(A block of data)

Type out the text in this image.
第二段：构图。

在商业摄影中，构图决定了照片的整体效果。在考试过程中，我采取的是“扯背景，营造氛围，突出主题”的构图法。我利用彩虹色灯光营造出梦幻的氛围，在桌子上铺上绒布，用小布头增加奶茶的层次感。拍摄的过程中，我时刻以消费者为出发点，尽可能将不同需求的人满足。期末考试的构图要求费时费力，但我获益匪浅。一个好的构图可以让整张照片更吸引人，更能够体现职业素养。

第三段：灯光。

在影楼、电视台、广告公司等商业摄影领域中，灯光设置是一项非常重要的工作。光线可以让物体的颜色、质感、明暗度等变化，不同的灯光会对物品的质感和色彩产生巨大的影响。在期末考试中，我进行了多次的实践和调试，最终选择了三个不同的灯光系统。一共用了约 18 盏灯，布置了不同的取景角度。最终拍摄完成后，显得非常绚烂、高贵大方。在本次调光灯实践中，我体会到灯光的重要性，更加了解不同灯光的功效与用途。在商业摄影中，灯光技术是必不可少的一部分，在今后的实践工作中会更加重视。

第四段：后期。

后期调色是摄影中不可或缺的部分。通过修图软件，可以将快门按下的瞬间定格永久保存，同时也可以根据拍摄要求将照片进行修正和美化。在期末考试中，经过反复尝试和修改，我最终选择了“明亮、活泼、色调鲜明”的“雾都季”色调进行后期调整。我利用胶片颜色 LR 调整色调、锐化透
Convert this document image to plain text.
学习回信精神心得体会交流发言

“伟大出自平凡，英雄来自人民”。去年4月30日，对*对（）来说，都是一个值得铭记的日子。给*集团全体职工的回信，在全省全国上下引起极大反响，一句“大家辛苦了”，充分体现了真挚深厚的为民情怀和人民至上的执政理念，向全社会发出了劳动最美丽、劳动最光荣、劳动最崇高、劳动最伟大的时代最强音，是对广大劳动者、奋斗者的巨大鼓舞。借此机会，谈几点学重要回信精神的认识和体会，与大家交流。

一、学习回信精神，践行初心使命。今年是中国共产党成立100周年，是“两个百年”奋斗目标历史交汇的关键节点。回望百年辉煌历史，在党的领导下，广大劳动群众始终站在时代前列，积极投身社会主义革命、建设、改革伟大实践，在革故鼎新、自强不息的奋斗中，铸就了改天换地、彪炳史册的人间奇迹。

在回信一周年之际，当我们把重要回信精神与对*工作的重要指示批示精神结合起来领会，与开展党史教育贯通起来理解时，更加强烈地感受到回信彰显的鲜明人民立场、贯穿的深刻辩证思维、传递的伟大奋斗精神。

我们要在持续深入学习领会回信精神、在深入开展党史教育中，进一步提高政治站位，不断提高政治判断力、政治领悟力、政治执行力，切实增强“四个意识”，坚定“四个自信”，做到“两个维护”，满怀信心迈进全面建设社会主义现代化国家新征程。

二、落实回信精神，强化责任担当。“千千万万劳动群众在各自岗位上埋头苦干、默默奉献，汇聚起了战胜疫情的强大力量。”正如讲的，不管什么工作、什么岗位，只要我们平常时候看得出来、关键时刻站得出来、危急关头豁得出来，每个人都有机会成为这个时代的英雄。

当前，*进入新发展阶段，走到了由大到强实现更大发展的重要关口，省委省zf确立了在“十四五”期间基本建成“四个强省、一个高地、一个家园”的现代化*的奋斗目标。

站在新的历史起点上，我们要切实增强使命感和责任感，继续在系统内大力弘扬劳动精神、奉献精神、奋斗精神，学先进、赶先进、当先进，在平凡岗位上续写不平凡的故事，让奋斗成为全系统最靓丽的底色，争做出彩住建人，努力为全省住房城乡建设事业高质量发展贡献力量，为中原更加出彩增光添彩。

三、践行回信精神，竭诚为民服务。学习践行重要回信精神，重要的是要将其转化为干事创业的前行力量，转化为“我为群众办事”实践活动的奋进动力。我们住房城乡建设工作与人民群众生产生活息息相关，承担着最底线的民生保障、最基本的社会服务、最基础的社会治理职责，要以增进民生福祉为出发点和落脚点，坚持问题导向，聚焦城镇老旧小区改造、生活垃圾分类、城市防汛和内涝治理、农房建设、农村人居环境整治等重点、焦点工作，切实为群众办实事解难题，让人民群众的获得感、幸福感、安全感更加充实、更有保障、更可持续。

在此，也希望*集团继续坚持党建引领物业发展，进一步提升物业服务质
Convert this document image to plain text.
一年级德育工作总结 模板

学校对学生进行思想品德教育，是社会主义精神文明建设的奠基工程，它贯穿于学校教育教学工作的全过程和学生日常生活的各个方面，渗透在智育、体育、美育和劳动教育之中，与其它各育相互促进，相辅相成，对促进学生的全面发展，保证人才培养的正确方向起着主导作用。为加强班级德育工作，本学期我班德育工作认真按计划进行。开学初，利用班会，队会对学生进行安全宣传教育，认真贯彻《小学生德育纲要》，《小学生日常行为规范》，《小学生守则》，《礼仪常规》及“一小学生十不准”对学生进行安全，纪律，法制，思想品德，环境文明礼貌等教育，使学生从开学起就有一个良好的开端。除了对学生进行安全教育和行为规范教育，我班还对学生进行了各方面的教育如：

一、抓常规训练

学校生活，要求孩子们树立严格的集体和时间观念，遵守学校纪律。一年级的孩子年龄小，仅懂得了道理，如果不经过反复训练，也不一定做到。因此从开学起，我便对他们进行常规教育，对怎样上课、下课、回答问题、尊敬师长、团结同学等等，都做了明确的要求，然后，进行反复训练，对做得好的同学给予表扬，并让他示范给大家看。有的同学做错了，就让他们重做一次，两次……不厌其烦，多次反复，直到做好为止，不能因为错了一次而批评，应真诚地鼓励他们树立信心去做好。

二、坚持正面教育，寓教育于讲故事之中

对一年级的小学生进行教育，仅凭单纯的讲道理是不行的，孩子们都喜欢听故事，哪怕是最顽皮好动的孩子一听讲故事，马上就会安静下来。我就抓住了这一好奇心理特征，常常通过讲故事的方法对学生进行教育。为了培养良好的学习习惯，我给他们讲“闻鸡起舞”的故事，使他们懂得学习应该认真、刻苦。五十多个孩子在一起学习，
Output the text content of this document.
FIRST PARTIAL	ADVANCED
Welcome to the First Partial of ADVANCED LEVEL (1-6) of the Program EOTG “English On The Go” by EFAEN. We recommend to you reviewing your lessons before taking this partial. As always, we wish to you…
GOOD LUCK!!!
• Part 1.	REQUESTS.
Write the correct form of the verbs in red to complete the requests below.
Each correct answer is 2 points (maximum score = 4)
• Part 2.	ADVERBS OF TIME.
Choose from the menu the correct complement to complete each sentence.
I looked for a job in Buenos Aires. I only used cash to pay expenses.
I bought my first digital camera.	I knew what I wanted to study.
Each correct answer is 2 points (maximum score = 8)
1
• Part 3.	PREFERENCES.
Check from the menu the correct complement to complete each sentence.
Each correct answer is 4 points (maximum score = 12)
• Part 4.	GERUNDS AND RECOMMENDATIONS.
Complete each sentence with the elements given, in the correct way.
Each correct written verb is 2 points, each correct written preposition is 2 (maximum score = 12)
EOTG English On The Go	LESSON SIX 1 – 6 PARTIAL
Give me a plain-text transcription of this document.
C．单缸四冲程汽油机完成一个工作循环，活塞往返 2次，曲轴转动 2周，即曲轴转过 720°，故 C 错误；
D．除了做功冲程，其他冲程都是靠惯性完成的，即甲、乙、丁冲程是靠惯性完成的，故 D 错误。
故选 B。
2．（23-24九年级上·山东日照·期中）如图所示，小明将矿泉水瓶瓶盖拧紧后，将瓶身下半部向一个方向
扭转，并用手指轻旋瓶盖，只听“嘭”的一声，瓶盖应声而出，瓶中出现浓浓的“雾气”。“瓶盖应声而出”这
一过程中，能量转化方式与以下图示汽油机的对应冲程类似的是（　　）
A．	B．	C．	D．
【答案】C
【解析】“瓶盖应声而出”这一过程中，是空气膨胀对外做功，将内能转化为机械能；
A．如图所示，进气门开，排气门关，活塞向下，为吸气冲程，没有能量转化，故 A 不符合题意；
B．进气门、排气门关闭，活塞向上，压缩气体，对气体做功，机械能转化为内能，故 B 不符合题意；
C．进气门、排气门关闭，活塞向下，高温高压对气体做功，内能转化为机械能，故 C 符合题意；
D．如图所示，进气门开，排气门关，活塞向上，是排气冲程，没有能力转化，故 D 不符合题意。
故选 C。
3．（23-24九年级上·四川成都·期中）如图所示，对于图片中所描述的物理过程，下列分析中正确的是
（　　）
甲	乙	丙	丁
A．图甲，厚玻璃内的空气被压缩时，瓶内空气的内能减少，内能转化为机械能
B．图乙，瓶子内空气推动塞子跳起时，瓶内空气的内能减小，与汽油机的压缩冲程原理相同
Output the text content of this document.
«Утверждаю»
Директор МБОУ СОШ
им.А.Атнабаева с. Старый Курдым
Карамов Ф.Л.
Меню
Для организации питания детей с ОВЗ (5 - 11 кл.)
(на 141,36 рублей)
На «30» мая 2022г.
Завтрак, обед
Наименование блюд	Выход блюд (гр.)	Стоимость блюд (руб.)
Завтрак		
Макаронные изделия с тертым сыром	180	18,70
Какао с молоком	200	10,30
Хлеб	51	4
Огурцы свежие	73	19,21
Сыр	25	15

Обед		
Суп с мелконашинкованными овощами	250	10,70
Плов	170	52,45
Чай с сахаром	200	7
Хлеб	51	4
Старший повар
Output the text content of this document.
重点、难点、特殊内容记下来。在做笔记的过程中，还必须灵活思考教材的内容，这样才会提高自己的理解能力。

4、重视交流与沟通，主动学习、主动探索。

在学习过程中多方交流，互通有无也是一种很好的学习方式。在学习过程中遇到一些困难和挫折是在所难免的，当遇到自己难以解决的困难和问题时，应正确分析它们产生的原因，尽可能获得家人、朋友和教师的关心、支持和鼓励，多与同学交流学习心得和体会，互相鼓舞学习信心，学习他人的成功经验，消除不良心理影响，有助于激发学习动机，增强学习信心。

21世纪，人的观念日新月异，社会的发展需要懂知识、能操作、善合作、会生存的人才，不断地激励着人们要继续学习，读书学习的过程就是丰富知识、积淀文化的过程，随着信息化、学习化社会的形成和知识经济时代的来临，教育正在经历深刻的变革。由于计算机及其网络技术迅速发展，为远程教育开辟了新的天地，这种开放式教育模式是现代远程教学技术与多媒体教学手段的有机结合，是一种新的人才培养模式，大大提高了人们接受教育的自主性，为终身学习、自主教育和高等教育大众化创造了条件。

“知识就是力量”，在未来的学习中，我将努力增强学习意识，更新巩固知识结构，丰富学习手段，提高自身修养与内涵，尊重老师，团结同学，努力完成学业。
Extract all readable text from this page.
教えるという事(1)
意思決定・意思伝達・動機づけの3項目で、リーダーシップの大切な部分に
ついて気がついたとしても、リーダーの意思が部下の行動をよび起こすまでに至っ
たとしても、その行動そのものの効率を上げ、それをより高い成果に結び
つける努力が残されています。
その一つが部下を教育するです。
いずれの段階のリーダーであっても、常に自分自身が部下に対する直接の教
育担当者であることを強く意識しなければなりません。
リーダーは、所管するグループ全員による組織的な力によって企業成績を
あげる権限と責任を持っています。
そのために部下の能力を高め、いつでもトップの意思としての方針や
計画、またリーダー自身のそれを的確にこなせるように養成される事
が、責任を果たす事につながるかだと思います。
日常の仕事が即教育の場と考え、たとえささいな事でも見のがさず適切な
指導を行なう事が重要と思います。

**Set task:** Check every line of the data above for the string "进气门开", and copy those that have it.

**Task solution:**
A．如图所示，进气门开，排气门关，活塞向下，为吸气冲程，没有能量转化，故 A 不符合题意；
D．如图所示，进气门开，排气门关，活塞向上，是排气冲程，没有能力转化，故 D 不符合题意。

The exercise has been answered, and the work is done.